[Given entries]
==============================
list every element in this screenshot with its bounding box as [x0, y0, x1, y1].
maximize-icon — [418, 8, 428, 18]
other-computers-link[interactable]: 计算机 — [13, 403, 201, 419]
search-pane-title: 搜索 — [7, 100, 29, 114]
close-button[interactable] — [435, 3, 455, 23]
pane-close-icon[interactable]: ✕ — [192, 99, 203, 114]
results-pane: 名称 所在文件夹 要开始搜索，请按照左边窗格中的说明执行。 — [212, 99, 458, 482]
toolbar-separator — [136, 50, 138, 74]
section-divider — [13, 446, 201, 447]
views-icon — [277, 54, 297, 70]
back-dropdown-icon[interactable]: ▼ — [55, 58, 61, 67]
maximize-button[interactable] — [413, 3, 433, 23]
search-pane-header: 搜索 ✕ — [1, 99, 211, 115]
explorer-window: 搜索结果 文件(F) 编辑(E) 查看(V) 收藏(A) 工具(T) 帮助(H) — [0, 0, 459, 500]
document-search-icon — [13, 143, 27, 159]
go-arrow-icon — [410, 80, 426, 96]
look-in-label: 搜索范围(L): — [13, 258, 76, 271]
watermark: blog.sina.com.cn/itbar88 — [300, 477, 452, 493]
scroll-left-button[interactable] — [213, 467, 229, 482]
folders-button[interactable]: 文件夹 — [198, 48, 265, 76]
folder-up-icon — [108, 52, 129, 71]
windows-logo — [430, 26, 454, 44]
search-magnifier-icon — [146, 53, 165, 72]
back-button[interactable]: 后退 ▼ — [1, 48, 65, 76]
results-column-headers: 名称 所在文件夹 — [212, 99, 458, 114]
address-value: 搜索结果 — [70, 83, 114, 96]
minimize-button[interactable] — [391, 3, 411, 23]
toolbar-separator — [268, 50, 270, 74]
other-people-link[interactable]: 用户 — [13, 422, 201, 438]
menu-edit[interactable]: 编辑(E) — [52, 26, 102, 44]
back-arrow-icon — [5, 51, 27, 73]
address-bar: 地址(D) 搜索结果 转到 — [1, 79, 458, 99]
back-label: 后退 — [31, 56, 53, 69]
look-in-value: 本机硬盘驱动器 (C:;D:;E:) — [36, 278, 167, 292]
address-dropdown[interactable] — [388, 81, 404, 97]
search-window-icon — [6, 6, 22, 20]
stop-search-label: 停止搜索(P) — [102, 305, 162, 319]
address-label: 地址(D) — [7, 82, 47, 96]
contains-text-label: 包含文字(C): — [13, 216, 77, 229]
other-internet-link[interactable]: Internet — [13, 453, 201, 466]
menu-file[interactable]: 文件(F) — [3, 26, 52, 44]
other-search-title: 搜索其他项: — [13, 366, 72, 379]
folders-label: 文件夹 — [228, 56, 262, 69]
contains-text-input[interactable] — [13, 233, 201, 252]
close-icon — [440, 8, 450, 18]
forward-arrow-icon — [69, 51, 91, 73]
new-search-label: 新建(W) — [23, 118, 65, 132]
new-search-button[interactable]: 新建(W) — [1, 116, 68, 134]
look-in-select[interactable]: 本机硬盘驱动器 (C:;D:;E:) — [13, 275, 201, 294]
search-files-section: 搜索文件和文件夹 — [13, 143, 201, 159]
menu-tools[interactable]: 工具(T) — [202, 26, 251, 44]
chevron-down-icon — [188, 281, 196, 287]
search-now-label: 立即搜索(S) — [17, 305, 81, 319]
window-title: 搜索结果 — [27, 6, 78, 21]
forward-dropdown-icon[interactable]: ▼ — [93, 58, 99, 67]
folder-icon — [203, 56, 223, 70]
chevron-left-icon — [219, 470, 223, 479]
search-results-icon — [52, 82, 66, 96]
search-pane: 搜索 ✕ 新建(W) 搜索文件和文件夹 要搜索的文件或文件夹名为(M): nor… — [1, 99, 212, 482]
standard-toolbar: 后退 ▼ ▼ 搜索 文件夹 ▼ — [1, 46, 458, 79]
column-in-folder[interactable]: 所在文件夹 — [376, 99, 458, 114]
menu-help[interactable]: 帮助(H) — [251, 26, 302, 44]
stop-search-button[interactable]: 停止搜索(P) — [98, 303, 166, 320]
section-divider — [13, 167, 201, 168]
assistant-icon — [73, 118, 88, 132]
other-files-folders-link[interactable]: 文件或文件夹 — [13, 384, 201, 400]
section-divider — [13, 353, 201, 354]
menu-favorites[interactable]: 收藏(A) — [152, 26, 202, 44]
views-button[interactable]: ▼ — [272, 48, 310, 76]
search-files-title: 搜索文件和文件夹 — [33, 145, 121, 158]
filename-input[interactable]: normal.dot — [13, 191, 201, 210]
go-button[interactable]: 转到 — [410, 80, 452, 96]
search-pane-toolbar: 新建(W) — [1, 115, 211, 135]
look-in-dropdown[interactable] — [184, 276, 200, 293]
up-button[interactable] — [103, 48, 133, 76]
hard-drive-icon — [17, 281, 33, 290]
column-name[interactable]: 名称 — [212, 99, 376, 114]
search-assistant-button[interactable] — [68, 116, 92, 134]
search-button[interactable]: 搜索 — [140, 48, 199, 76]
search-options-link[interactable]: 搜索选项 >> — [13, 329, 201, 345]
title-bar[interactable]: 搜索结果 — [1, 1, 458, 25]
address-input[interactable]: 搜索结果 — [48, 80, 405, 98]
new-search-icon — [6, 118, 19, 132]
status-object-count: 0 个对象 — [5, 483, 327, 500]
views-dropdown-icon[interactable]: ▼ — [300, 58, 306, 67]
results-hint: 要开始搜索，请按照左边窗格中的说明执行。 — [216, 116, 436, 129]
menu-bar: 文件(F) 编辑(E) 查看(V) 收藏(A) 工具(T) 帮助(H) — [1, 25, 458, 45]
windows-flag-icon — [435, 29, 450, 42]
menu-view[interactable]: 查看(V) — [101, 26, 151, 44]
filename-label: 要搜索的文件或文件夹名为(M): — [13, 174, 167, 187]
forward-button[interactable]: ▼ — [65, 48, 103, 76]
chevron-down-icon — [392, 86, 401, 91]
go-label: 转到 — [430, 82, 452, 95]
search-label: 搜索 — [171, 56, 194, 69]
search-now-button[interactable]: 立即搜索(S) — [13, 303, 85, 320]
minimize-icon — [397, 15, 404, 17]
==============================
[What is required] Convert the entries into a Markdown table with the columns Row and Line, starting at the first line of the entries and ending at the line containing "other-internet-link[interactable]: Internet —". Both ends are included, and blank lines are left out.

[Solution to the problem]
| Row | Line |
|---|---|
| 1 | list every element in this screenshot with its bounding box as [x0, y0, x1, y1]. |
| 2 | maximize-icon — [418, 8, 428, 18] |
| 3 | other-computers-link[interactable]: 计算机 — [13, 403, 201, 419] |
| 4 | search-pane-title: 搜索 — [7, 100, 29, 114] |
| 5 | close-button[interactable] — [435, 3, 455, 23] |
| 6 | pane-close-icon[interactable]: ✕ — [192, 99, 203, 114] |
| 7 | results-pane: 名称 所在文件夹 要开始搜索，请按照左边窗格中的说明执行。 — [212, 99, 458, 482] |
| 8 | toolbar-separator — [136, 50, 138, 74] |
| 9 | section-divider — [13, 446, 201, 447] |
| 10 | views-icon — [277, 54, 297, 70] |
| 11 | back-dropdown-icon[interactable]: ▼ — [55, 58, 61, 67] |
| 12 | maximize-button[interactable] — [413, 3, 433, 23] |
| 13 | search-pane-header: 搜索 ✕ — [1, 99, 211, 115] |
| 14 | explorer-window: 搜索结果 文件(F) 编辑(E) 查看(V) 收藏(A) 工具(T) 帮助(H) — [0, 0, 459, 500] |
| 15 | document-search-icon — [13, 143, 27, 159] |
| 16 | go-arrow-icon — [410, 80, 426, 96] |
| 17 | look-in-label: 搜索范围(L): — [13, 258, 76, 271] |
| 18 | watermark: blog.sina.com.cn/itbar88 — [300, 477, 452, 493] |
| 19 | scroll-left-button[interactable] — [213, 467, 229, 482] |
| 20 | folders-button[interactable]: 文件夹 — [198, 48, 265, 76] |
| 21 | folder-up-icon — [108, 52, 129, 71] |
| 22 | windows-logo — [430, 26, 454, 44] |
| 23 | search-magnifier-icon — [146, 53, 165, 72] |
| 24 | back-button[interactable]: 后退 ▼ — [1, 48, 65, 76] |
| 25 | results-column-headers: 名称 所在文件夹 — [212, 99, 458, 114] |
| 26 | address-value: 搜索结果 — [70, 83, 114, 96] |
| 27 | minimize-button[interactable] — [391, 3, 411, 23] |
| 28 | toolbar-separator — [268, 50, 270, 74] |
| 29 | other-people-link[interactable]: 用户 — [13, 422, 201, 438] |
| 30 | menu-edit[interactable]: 编辑(E) — [52, 26, 102, 44] |
| 31 | back-arrow-icon — [5, 51, 27, 73] |
| 32 | address-bar: 地址(D) 搜索结果 转到 — [1, 79, 458, 99] |
| 33 | back-label: 后退 — [31, 56, 53, 69] |
| 34 | look-in-value: 本机硬盘驱动器 (C:;D:;E:) — [36, 278, 167, 292] |
| 35 | address-dropdown[interactable] — [388, 81, 404, 97] |
| 36 | search-window-icon — [6, 6, 22, 20] |
| 37 | stop-search-label: 停止搜索(P) — [102, 305, 162, 319] |
| 38 | address-label: 地址(D) — [7, 82, 47, 96] |
| 39 | contains-text-label: 包含文字(C): — [13, 216, 77, 229] |
| 40 | other-internet-link[interactable]: Internet — [13, 453, 201, 466] |